- _EXERCISE_:
Please locate each line in the items below that contains the string "series" and copy those lines.
=== EXERCISE INPUTS ===
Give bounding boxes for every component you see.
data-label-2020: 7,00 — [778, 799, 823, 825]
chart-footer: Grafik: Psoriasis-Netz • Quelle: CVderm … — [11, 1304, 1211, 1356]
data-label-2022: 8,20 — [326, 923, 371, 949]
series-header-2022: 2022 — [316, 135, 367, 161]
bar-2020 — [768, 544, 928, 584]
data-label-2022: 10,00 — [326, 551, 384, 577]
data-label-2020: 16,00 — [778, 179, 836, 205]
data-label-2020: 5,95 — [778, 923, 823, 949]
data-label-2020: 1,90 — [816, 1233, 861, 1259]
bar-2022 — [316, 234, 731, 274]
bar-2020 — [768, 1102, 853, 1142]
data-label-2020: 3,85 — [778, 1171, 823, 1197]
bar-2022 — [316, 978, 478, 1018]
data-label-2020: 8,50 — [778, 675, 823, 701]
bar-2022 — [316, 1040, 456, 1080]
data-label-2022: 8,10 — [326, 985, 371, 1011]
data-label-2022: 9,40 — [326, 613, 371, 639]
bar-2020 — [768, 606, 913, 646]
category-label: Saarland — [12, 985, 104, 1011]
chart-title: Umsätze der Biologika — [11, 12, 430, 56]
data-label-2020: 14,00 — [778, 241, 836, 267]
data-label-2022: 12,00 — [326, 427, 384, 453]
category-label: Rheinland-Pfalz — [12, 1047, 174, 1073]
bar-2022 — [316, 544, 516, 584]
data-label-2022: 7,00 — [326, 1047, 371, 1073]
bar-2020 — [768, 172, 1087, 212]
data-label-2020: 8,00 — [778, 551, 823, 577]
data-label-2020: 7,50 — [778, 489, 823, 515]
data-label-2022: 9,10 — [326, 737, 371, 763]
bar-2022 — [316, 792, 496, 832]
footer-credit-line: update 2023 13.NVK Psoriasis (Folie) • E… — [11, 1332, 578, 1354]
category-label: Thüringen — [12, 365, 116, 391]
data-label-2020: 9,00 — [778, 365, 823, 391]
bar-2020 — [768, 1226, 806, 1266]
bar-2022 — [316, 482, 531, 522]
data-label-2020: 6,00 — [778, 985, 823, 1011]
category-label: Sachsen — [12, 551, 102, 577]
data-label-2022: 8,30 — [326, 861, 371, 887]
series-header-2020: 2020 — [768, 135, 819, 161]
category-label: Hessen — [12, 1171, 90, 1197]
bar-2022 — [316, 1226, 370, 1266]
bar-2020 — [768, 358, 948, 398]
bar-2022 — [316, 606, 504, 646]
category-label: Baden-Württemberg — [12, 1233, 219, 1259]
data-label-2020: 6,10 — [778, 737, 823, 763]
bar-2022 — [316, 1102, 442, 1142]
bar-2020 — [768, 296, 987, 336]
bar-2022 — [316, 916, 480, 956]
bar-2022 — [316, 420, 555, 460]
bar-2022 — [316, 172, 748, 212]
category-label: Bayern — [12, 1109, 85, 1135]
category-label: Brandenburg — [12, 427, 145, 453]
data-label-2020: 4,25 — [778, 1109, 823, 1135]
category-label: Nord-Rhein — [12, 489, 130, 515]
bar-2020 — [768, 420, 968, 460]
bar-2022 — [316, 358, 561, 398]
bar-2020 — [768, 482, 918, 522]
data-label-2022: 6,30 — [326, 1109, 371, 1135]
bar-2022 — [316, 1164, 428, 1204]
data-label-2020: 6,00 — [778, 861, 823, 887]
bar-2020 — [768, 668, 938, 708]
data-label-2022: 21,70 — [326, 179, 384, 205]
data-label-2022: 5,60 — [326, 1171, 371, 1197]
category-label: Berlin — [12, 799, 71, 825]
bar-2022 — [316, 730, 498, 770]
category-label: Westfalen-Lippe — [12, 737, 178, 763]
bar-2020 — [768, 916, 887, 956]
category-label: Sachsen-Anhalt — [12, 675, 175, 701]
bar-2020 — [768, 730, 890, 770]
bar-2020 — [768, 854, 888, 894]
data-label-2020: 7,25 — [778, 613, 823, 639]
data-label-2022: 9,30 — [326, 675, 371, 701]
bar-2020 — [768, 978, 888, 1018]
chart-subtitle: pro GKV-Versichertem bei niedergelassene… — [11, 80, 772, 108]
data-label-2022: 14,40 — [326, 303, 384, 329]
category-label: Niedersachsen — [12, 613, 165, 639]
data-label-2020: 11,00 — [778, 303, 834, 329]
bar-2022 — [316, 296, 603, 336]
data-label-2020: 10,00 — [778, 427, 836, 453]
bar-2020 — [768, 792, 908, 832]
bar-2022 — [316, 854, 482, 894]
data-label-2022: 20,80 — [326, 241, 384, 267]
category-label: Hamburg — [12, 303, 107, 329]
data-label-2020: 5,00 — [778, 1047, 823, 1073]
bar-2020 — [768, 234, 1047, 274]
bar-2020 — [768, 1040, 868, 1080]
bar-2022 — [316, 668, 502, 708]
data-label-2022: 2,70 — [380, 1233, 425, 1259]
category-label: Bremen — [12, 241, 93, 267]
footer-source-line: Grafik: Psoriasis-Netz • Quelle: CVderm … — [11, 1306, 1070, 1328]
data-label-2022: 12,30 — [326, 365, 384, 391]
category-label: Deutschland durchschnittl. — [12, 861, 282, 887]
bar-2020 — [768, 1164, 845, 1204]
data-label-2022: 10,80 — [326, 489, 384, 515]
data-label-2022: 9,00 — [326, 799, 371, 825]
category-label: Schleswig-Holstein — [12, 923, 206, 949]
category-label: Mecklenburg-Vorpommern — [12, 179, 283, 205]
===
- _EXERCISE RESULT_:
series-header-2022: 2022 — [316, 135, 367, 161]
series-header-2020: 2020 — [768, 135, 819, 161]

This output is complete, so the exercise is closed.